→ What the task requires: Check every line of the data below for the string "which", and copy the ones that hold it.

··········

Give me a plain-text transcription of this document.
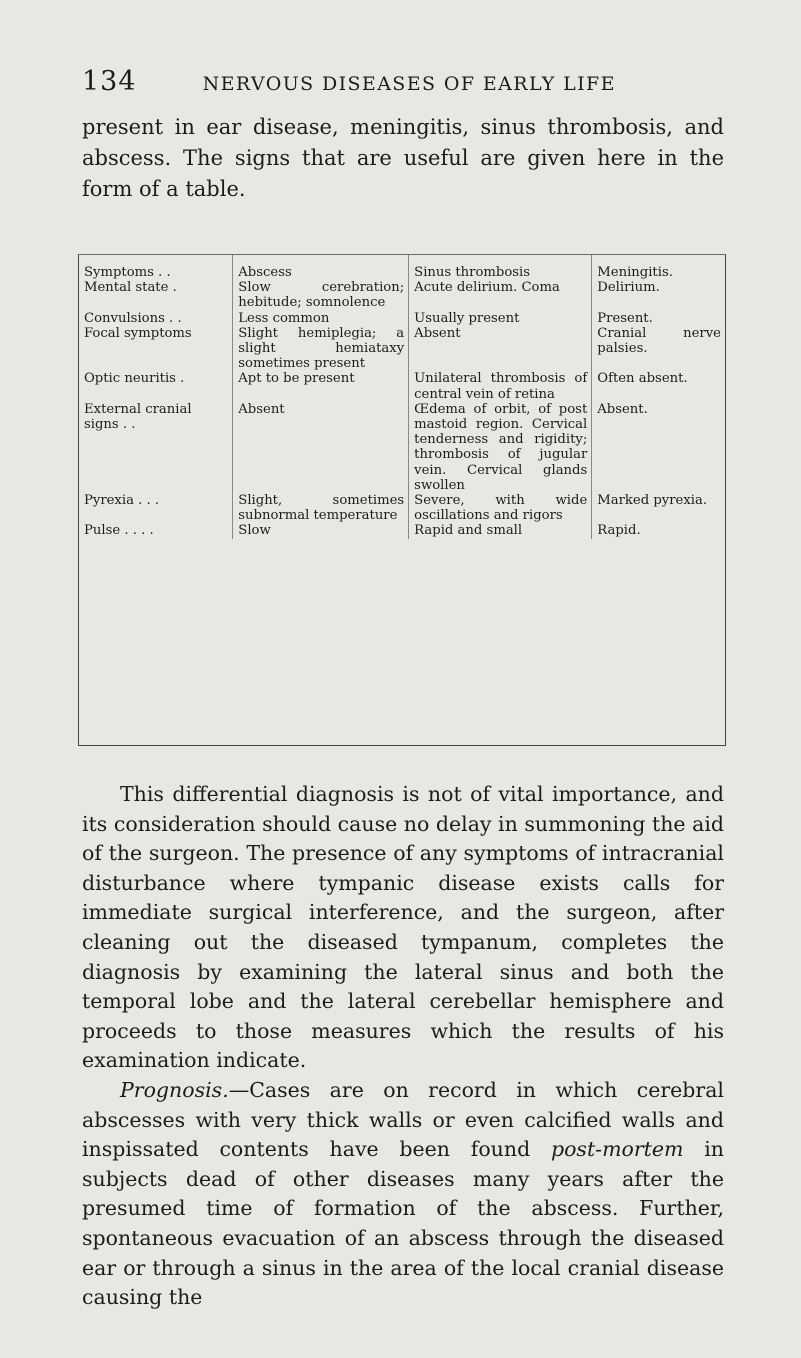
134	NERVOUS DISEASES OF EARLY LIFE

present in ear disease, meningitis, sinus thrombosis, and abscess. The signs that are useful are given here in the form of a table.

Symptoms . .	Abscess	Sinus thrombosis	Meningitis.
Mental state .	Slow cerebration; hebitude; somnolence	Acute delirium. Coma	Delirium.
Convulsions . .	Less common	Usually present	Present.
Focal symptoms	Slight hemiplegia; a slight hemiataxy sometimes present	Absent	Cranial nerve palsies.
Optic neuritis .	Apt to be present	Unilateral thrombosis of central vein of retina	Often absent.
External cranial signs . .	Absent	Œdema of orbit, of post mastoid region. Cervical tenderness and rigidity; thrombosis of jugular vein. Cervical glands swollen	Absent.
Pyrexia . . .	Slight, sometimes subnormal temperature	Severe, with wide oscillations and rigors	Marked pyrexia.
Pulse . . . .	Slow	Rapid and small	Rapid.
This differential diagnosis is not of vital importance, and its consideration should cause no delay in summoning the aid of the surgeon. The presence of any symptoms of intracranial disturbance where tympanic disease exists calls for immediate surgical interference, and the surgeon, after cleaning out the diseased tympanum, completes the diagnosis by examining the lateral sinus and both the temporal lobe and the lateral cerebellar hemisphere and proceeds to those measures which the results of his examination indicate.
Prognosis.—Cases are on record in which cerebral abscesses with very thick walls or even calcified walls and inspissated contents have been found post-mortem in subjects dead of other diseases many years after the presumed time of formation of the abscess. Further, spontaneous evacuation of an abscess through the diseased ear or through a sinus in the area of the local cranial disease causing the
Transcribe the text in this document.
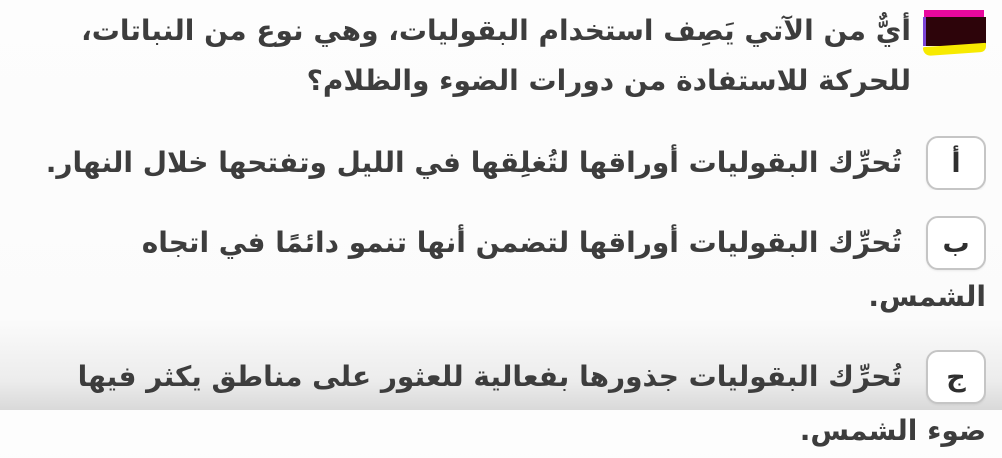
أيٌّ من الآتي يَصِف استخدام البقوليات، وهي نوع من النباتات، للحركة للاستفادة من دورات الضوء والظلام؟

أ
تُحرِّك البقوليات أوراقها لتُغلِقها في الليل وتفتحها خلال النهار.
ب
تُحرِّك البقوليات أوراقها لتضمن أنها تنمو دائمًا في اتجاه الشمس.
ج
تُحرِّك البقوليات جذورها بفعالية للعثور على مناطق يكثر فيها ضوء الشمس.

··········

→ Final result:
This differential diagnosis is not of vital importance, and its consideration should cause no delay in summoning the aid of the surgeon. The presence of any symptoms of intracranial disturbance where tympanic disease exists calls for immediate surgical interference, and the surgeon, after cleaning out the diseased tympanum, completes the diagnosis by examining the lateral sinus and both the temporal lobe and the lateral cerebellar hemisphere and proceeds to those measures which the results of his examination indicate.
Prognosis.—Cases are on record in which cerebral abscesses with very thick walls or even calcified walls and inspissated contents have been found post-mortem in subjects dead of other diseases many years after the presumed time of formation of the abscess. Further, spontaneous evacuation of an abscess through the diseased ear or through a sinus in the area of the local cranial disease causing the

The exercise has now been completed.